-- begin INPUT MATERIAL --

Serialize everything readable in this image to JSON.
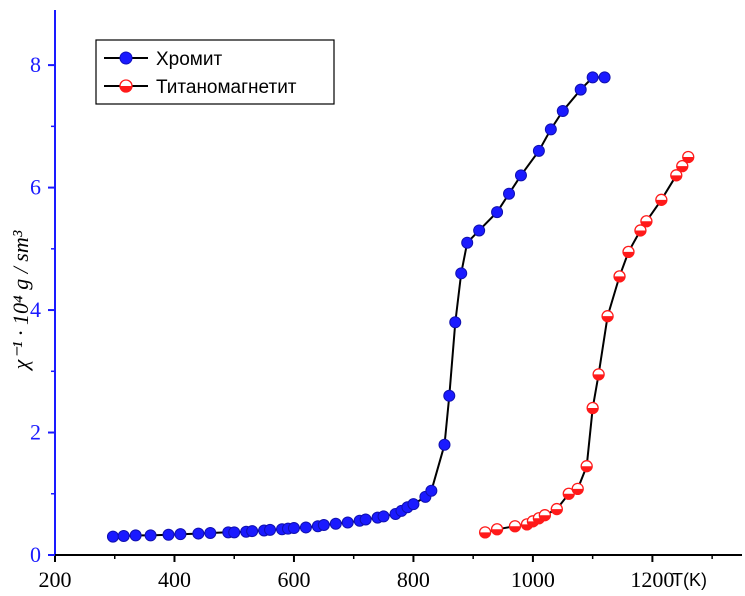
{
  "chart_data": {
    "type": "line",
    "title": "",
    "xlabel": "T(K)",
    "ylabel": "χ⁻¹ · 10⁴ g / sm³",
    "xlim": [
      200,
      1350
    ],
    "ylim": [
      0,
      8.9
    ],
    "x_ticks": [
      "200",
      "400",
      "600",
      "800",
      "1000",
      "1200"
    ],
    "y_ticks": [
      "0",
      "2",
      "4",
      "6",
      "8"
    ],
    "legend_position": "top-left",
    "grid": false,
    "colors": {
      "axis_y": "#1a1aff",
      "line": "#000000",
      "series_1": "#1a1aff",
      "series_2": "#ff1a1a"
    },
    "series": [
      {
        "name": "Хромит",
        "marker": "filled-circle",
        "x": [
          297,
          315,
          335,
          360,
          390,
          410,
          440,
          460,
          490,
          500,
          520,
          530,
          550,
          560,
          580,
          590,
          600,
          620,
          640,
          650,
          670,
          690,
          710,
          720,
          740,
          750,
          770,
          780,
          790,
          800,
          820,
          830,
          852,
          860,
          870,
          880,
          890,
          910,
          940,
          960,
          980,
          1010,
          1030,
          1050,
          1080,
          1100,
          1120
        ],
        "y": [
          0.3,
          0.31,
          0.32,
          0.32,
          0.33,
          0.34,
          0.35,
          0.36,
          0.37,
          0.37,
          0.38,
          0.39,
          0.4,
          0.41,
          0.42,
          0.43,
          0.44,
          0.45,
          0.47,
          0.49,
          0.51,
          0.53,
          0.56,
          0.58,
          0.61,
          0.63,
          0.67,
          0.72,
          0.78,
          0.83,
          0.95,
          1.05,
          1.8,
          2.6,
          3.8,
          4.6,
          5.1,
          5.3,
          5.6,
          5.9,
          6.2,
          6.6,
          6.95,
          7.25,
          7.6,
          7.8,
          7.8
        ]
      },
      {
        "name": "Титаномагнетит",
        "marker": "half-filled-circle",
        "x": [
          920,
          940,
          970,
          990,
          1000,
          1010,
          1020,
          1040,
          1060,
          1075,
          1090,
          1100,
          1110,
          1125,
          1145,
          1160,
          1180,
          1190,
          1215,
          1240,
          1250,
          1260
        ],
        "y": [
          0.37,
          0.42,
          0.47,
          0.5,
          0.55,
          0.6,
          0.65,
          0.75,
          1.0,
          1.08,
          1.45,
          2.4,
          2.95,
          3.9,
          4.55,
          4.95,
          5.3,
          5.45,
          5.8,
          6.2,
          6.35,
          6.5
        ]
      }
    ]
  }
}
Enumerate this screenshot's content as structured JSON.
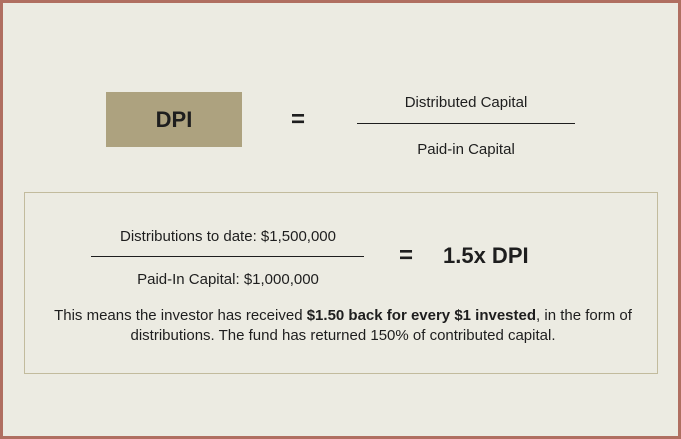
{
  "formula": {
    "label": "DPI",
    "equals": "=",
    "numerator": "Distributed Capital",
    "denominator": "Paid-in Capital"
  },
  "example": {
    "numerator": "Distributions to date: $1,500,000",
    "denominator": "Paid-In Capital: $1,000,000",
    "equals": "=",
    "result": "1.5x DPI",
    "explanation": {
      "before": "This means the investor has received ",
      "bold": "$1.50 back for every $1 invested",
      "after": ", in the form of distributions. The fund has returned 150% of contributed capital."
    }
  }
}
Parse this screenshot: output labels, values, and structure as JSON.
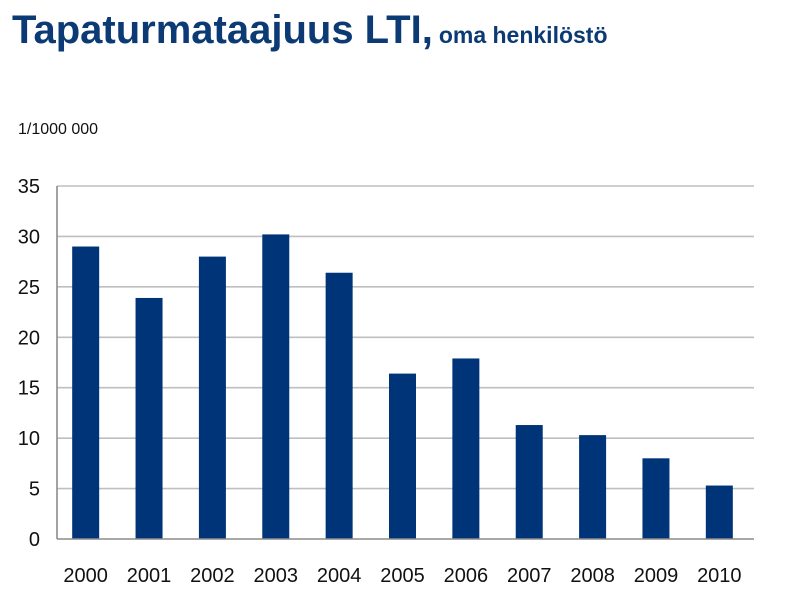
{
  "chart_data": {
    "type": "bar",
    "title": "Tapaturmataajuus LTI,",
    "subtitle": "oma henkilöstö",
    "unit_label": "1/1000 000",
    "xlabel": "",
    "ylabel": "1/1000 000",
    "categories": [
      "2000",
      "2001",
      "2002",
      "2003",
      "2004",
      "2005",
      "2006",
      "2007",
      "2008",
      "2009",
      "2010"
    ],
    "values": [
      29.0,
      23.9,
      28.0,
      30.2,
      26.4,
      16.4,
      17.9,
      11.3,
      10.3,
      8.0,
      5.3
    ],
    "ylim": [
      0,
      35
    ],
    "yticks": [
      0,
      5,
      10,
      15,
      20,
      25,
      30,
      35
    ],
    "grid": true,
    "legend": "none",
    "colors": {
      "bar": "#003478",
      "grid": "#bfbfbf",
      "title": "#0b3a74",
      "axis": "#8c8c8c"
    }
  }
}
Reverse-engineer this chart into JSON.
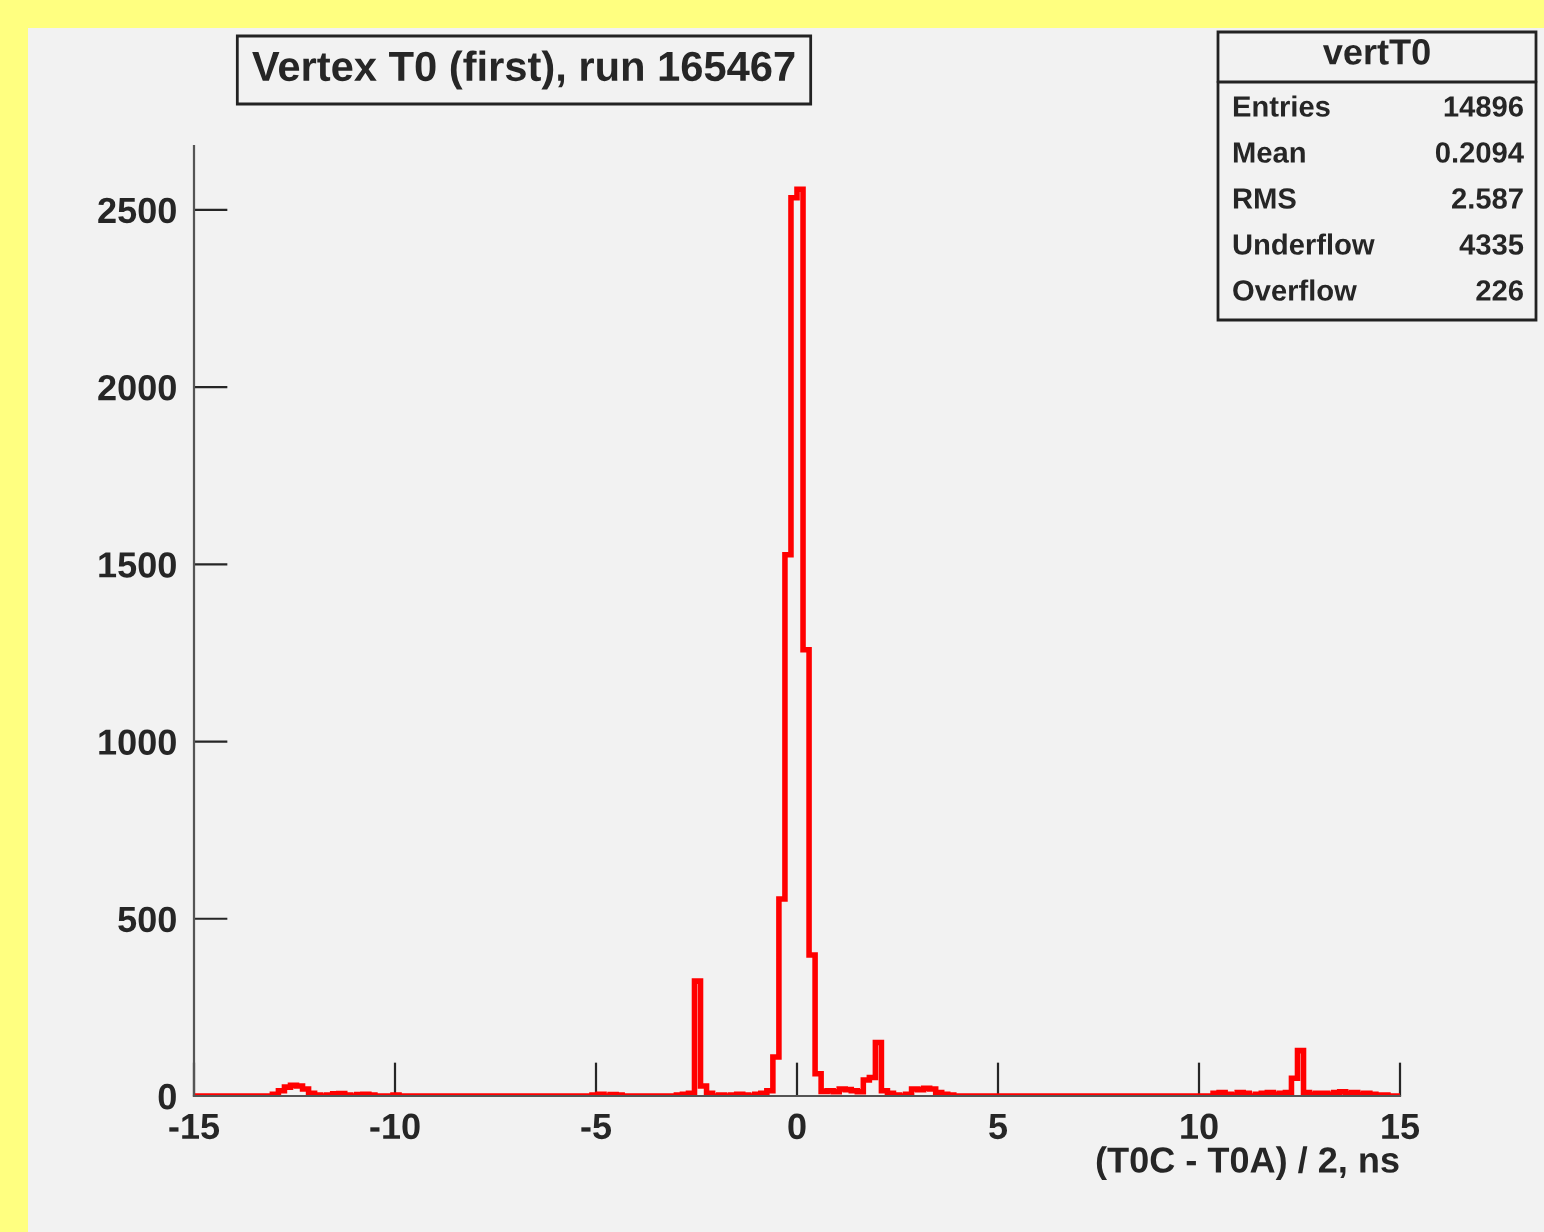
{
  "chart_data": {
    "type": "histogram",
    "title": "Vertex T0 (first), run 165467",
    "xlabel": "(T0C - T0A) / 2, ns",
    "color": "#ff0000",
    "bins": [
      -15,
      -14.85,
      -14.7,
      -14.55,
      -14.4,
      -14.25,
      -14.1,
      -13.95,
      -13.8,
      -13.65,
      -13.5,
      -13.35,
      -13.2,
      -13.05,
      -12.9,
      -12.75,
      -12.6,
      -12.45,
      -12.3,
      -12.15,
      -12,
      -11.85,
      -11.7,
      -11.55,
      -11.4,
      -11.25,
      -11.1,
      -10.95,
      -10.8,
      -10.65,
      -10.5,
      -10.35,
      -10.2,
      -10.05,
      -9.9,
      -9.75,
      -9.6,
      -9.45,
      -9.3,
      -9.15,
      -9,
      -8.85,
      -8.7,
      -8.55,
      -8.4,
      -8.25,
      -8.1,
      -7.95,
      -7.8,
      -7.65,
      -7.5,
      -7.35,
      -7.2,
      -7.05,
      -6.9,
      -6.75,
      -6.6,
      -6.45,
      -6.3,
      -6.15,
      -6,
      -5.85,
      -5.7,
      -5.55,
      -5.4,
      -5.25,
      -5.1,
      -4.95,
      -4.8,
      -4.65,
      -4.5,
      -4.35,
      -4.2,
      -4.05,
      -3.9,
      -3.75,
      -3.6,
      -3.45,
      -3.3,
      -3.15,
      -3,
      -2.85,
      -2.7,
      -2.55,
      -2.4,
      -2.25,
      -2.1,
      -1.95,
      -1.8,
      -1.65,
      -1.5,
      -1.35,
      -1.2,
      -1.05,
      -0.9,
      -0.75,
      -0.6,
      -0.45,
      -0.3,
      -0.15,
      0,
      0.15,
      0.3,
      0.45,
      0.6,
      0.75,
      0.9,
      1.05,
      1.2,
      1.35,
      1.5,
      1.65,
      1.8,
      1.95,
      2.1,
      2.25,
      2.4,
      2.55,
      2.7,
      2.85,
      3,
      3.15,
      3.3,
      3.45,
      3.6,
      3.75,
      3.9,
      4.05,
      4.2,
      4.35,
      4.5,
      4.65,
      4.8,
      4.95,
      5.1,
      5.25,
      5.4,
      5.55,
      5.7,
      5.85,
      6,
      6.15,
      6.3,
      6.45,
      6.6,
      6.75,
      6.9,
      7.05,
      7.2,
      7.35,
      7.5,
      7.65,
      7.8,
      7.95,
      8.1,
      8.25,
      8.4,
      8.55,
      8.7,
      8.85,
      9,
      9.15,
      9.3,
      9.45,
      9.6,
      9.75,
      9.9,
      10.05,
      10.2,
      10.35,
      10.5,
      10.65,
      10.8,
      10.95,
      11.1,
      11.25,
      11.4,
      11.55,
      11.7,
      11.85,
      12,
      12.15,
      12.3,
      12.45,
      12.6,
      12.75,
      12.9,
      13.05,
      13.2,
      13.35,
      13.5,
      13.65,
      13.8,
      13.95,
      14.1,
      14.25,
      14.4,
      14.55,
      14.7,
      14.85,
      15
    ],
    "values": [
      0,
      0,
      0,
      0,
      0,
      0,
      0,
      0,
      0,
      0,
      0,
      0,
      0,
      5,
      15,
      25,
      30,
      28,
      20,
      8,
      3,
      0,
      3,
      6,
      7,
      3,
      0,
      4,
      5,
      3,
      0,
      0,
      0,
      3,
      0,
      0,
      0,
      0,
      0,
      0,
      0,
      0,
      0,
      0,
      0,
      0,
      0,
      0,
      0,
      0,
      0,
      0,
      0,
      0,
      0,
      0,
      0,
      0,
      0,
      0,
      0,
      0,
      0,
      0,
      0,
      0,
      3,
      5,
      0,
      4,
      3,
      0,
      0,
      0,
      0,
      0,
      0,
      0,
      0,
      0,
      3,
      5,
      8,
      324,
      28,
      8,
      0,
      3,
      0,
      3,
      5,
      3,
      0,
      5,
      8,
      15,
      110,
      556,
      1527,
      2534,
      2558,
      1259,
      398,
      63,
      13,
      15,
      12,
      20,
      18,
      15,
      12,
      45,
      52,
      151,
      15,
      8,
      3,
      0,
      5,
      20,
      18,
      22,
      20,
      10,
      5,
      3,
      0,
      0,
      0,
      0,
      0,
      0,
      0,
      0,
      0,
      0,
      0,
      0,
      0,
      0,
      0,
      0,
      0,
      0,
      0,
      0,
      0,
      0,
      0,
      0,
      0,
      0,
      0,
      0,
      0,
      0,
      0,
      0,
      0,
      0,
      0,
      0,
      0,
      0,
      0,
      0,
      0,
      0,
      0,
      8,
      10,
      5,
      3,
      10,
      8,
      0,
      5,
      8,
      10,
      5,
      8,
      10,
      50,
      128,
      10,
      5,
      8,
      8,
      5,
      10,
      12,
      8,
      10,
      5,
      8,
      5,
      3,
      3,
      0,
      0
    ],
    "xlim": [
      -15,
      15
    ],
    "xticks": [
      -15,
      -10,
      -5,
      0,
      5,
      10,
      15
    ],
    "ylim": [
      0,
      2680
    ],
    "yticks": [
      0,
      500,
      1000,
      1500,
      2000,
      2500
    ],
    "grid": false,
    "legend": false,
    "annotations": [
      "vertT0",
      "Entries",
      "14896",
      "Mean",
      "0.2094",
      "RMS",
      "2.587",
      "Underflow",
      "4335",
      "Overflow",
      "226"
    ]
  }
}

-- end INPUT MATERIAL --

WRITTEN REQUEST
Filter the entries down to the lines with the word "filled" in them.

RESPONSE
        "marker": "filled-circle",
        "marker": "half-filled-circle",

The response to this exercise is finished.